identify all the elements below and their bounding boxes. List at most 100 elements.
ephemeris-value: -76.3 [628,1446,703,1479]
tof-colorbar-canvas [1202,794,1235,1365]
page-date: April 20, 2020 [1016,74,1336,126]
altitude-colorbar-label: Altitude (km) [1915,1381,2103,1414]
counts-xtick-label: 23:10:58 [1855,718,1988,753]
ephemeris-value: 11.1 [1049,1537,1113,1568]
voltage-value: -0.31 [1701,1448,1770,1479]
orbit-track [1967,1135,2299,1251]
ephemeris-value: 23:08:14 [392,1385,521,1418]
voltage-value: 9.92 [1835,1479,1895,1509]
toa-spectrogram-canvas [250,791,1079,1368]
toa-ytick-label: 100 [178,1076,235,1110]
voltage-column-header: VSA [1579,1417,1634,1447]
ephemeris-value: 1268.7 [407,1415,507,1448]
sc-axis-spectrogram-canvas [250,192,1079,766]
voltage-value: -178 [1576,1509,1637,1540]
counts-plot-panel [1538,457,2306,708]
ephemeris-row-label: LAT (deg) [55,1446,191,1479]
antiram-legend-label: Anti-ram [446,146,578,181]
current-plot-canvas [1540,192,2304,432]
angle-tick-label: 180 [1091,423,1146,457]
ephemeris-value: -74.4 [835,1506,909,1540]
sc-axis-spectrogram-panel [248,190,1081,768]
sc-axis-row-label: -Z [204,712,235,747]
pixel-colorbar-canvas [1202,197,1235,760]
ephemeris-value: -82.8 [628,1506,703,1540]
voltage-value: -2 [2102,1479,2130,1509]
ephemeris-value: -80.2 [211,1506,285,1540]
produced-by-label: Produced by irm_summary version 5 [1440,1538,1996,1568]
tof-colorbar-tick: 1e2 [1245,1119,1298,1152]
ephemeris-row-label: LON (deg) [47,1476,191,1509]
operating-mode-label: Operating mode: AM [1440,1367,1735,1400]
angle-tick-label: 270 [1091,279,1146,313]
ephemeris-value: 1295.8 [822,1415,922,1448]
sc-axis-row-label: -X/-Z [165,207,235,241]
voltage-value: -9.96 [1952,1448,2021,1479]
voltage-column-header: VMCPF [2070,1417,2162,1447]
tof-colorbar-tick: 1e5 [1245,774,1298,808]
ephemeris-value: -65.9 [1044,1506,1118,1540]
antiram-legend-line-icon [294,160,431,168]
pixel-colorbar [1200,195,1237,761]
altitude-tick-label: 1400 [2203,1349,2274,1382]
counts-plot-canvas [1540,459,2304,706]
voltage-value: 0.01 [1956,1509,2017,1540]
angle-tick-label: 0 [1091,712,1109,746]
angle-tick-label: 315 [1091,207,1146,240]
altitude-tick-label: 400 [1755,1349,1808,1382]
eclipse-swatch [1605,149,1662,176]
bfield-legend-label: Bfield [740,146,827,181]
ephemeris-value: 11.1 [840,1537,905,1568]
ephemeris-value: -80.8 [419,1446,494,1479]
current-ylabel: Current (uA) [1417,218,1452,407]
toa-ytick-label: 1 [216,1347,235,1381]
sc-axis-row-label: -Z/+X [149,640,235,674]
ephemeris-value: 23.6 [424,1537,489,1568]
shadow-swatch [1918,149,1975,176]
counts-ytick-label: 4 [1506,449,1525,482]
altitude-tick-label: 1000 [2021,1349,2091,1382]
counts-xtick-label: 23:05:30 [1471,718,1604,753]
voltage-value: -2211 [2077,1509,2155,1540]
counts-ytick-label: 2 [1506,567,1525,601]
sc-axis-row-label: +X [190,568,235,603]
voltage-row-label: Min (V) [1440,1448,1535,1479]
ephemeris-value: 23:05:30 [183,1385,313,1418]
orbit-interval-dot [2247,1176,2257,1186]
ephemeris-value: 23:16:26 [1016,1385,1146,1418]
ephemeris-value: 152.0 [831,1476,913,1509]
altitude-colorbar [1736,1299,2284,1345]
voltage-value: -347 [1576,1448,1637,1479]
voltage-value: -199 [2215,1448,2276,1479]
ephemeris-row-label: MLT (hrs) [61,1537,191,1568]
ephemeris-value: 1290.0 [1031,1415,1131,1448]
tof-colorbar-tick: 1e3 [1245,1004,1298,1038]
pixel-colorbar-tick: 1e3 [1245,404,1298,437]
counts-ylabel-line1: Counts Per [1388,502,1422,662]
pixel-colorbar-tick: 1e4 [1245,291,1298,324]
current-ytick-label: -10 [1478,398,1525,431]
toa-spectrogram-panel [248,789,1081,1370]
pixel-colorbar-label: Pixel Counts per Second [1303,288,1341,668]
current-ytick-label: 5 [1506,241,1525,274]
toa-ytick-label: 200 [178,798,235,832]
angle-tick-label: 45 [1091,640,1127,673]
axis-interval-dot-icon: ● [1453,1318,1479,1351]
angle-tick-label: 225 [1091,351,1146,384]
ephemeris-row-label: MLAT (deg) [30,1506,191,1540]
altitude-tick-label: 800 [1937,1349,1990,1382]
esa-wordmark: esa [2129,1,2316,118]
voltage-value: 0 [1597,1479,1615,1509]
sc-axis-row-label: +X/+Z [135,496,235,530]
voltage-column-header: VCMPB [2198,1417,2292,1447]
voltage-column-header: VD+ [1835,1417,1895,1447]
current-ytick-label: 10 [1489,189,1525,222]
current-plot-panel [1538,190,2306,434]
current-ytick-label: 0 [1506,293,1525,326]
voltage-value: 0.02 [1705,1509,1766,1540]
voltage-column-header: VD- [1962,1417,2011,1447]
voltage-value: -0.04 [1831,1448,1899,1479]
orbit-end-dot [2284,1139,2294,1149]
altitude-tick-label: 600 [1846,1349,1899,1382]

********************

WHAT YOU HAVE TO DO: Can you repeat these lines, replacing "voltage-value" with "voltage-reading" everywhere it occurs and leaving everything else unchanged?

RESULT OF THE TASK:
identify all the elements below and their bounding boxes. List at most 100 elements.
ephemeris-value: -76.3 [628,1446,703,1479]
tof-colorbar-canvas [1202,794,1235,1365]
page-date: April 20, 2020 [1016,74,1336,126]
altitude-colorbar-label: Altitude (km) [1915,1381,2103,1414]
counts-xtick-label: 23:10:58 [1855,718,1988,753]
ephemeris-value: 11.1 [1049,1537,1113,1568]
voltage-reading: -0.31 [1701,1448,1770,1479]
orbit-track [1967,1135,2299,1251]
ephemeris-value: 23:08:14 [392,1385,521,1418]
voltage-reading: 9.92 [1835,1479,1895,1509]
toa-spectrogram-canvas [250,791,1079,1368]
toa-ytick-label: 100 [178,1076,235,1110]
voltage-column-header: VSA [1579,1417,1634,1447]
ephemeris-value: 1268.7 [407,1415,507,1448]
sc-axis-spectrogram-canvas [250,192,1079,766]
voltage-reading: -178 [1576,1509,1637,1540]
counts-plot-panel [1538,457,2306,708]
ephemeris-row-label: LAT (deg) [55,1446,191,1479]
antiram-legend-label: Anti-ram [446,146,578,181]
current-plot-canvas [1540,192,2304,432]
angle-tick-label: 180 [1091,423,1146,457]
ephemeris-value: -74.4 [835,1506,909,1540]
sc-axis-spectrogram-panel [248,190,1081,768]
sc-axis-row-label: -Z [204,712,235,747]
pixel-colorbar-canvas [1202,197,1235,760]
ephemeris-value: -82.8 [628,1506,703,1540]
voltage-reading: -2 [2102,1479,2130,1509]
ephemeris-value: -80.2 [211,1506,285,1540]
produced-by-label: Produced by irm_summary version 5 [1440,1538,1996,1568]
tof-colorbar-tick: 1e2 [1245,1119,1298,1152]
ephemeris-row-label: LON (deg) [47,1476,191,1509]
operating-mode-label: Operating mode: AM [1440,1367,1735,1400]
angle-tick-label: 270 [1091,279,1146,313]
ephemeris-value: 1295.8 [822,1415,922,1448]
sc-axis-row-label: -X/-Z [165,207,235,241]
voltage-reading: -9.96 [1952,1448,2021,1479]
voltage-column-header: VMCPF [2070,1417,2162,1447]
tof-colorbar-tick: 1e5 [1245,774,1298,808]
ephemeris-value: -65.9 [1044,1506,1118,1540]
antiram-legend-line-icon [294,160,431,168]
pixel-colorbar [1200,195,1237,761]
altitude-tick-label: 1400 [2203,1349,2274,1382]
counts-plot-canvas [1540,459,2304,706]
voltage-reading: 0.01 [1956,1509,2017,1540]
angle-tick-label: 0 [1091,712,1109,746]
angle-tick-label: 315 [1091,207,1146,240]
altitude-tick-label: 400 [1755,1349,1808,1382]
eclipse-swatch [1605,149,1662,176]
bfield-legend-label: Bfield [740,146,827,181]
ephemeris-value: 11.1 [840,1537,905,1568]
ephemeris-value: -80.8 [419,1446,494,1479]
current-ylabel: Current (uA) [1417,218,1452,407]
toa-ytick-label: 1 [216,1347,235,1381]
sc-axis-row-label: -Z/+X [149,640,235,674]
ephemeris-value: 23.6 [424,1537,489,1568]
shadow-swatch [1918,149,1975,176]
counts-ytick-label: 4 [1506,449,1525,482]
altitude-tick-label: 1000 [2021,1349,2091,1382]
counts-xtick-label: 23:05:30 [1471,718,1604,753]
voltage-reading: -2211 [2077,1509,2155,1540]
counts-ytick-label: 2 [1506,567,1525,601]
sc-axis-row-label: +X [190,568,235,603]
voltage-row-label: Min (V) [1440,1448,1535,1479]
ephemeris-value: 23:05:30 [183,1385,313,1418]
orbit-interval-dot [2247,1176,2257,1186]
ephemeris-value: 23:16:26 [1016,1385,1146,1418]
ephemeris-value: 152.0 [831,1476,913,1509]
altitude-colorbar [1736,1299,2284,1345]
voltage-reading: -347 [1576,1448,1637,1479]
voltage-reading: -199 [2215,1448,2276,1479]
ephemeris-row-label: MLT (hrs) [61,1537,191,1568]
ephemeris-value: 1290.0 [1031,1415,1131,1448]
tof-colorbar-tick: 1e3 [1245,1004,1298,1038]
pixel-colorbar-tick: 1e3 [1245,404,1298,437]
counts-ylabel-line1: Counts Per [1388,502,1422,662]
pixel-colorbar-tick: 1e4 [1245,291,1298,324]
current-ytick-label: -10 [1478,398,1525,431]
toa-spectrogram-panel [248,789,1081,1370]
pixel-colorbar-label: Pixel Counts per Second [1303,288,1341,668]
current-ytick-label: 5 [1506,241,1525,274]
toa-ytick-label: 200 [178,798,235,832]
angle-tick-label: 45 [1091,640,1127,673]
axis-interval-dot-icon: ● [1453,1318,1479,1351]
angle-tick-label: 225 [1091,351,1146,384]
ephemeris-row-label: MLAT (deg) [30,1506,191,1540]
altitude-tick-label: 800 [1937,1349,1990,1382]
esa-wordmark: esa [2129,1,2316,118]
voltage-reading: 0 [1597,1479,1615,1509]
sc-axis-row-label: +X/+Z [135,496,235,530]
voltage-column-header: VCMPB [2198,1417,2292,1447]
voltage-column-header: VD+ [1835,1417,1895,1447]
current-ytick-label: 10 [1489,189,1525,222]
current-plot-panel [1538,190,2306,434]
current-ytick-label: 0 [1506,293,1525,326]
voltage-reading: 0.02 [1705,1509,1766,1540]
voltage-column-header: VD- [1962,1417,2011,1447]
voltage-reading: -0.04 [1831,1448,1899,1479]
orbit-end-dot [2284,1139,2294,1149]
altitude-tick-label: 600 [1846,1349,1899,1382]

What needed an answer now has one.